Task to complete: Reproduce the listing below character for character; drop every image.
--- --- ---
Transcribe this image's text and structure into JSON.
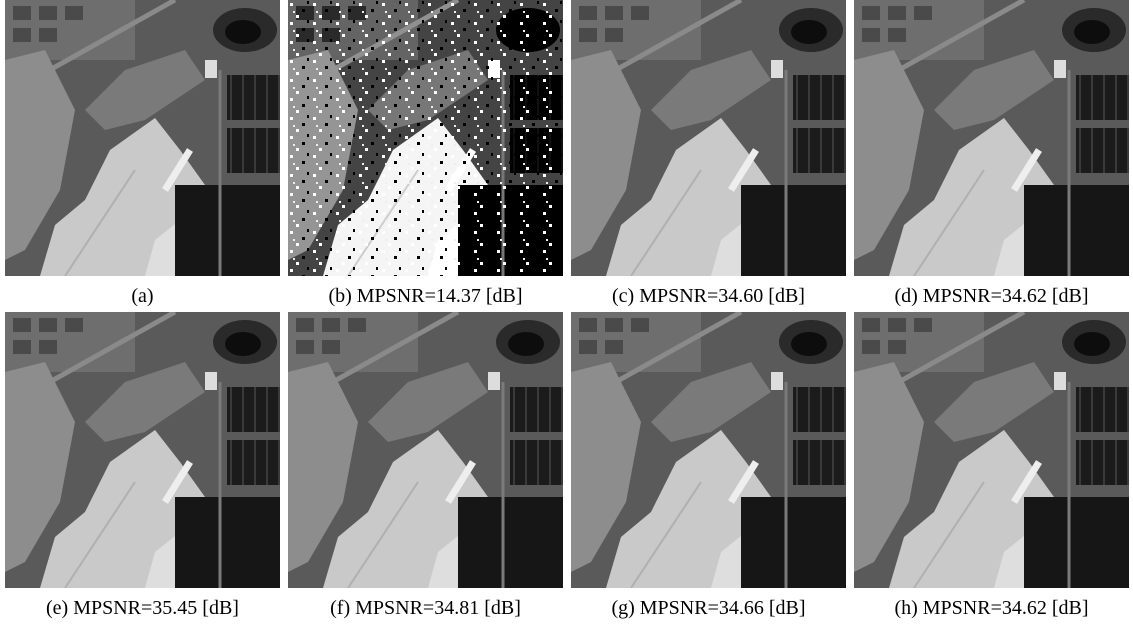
{
  "panels": [
    {
      "caption": "(a)"
    },
    {
      "caption": "(b) MPSNR=14.37 [dB]"
    },
    {
      "caption": "(c) MPSNR=34.60 [dB]"
    },
    {
      "caption": "(d) MPSNR=34.62 [dB]"
    },
    {
      "caption": "(e) MPSNR=35.45 [dB]"
    },
    {
      "caption": "(f) MPSNR=34.81 [dB]"
    },
    {
      "caption": "(g) MPSNR=34.66 [dB]"
    },
    {
      "caption": "(h) MPSNR=34.62 [dB]"
    }
  ]
}
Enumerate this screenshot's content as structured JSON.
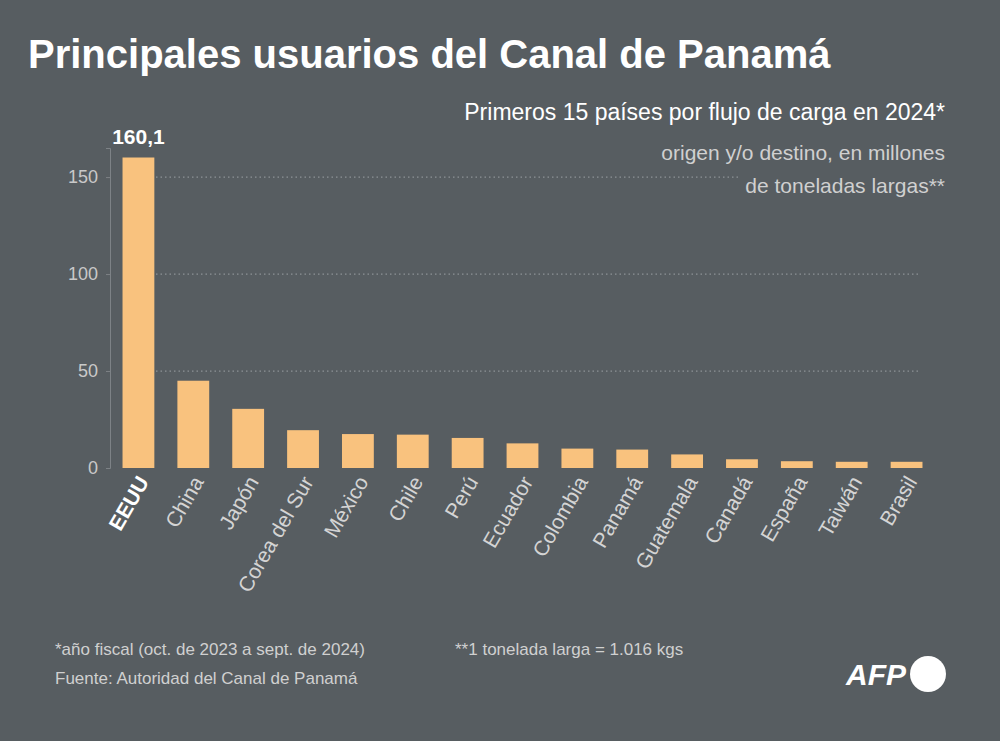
{
  "chart_data": {
    "type": "bar",
    "title": "Principales usuarios del Canal de Panamá",
    "subtitle": "Primeros 15 países por flujo de carga en 2024*",
    "annotations": [
      "origen y/o destino, en millones",
      "de toneladas largas**"
    ],
    "notes": [
      "*año fiscal (oct. de 2023 a sept. de 2024)",
      "**1 tonelada larga = 1.016 kgs"
    ],
    "source": "Fuente: Autoridad del Canal de Panamá",
    "logo": "AFP",
    "categories": [
      "EEUU",
      "China",
      "Japón",
      "Corea del Sur",
      "México",
      "Chile",
      "Perú",
      "Ecuador",
      "Colombia",
      "Panamá",
      "Guatemala",
      "Canadá",
      "España",
      "Taiwán",
      "Brasil"
    ],
    "values": [
      160.1,
      45,
      30.5,
      19.5,
      17.5,
      17.2,
      15.5,
      12.7,
      10,
      9.5,
      7,
      4.5,
      3.5,
      3.2,
      3.2
    ],
    "value_labels": [
      "160,1",
      null,
      null,
      null,
      null,
      null,
      null,
      null,
      null,
      null,
      null,
      null,
      null,
      null,
      null
    ],
    "data_labels": true,
    "color": "#f9c27e",
    "ylim": [
      0,
      165
    ],
    "yticks": [
      0,
      50,
      100,
      150
    ],
    "grid": true
  }
}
--- --- ---
Expected answer:
Transcribe this image's text and structure into JSON.
{
  "panels": [
    {
      "caption": "(a)"
    },
    {
      "caption": "(b) MPSNR=14.37 [dB]"
    },
    {
      "caption": "(c) MPSNR=34.60 [dB]"
    },
    {
      "caption": "(d) MPSNR=34.62 [dB]"
    },
    {
      "caption": "(e) MPSNR=35.45 [dB]"
    },
    {
      "caption": "(f) MPSNR=34.81 [dB]"
    },
    {
      "caption": "(g) MPSNR=34.66 [dB]"
    },
    {
      "caption": "(h) MPSNR=34.62 [dB]"
    }
  ]
}
Enumerate this screenshot's content as structured JSON.
{
  "chart_data": {
    "type": "bar",
    "title": "Principales usuarios del Canal de Panamá",
    "subtitle": "Primeros 15 países por flujo de carga en 2024*",
    "annotations": [
      "origen y/o destino, en millones",
      "de toneladas largas**"
    ],
    "notes": [
      "*año fiscal (oct. de 2023 a sept. de 2024)",
      "**1 tonelada larga = 1.016 kgs"
    ],
    "source": "Fuente: Autoridad del Canal de Panamá",
    "logo": "AFP",
    "categories": [
      "EEUU",
      "China",
      "Japón",
      "Corea del Sur",
      "México",
      "Chile",
      "Perú",
      "Ecuador",
      "Colombia",
      "Panamá",
      "Guatemala",
      "Canadá",
      "España",
      "Taiwán",
      "Brasil"
    ],
    "values": [
      160.1,
      45,
      30.5,
      19.5,
      17.5,
      17.2,
      15.5,
      12.7,
      10,
      9.5,
      7,
      4.5,
      3.5,
      3.2,
      3.2
    ],
    "value_labels": [
      "160,1",
      null,
      null,
      null,
      null,
      null,
      null,
      null,
      null,
      null,
      null,
      null,
      null,
      null,
      null
    ],
    "data_labels": true,
    "color": "#f9c27e",
    "ylim": [
      0,
      165
    ],
    "yticks": [
      0,
      50,
      100,
      150
    ],
    "grid": true
  }
}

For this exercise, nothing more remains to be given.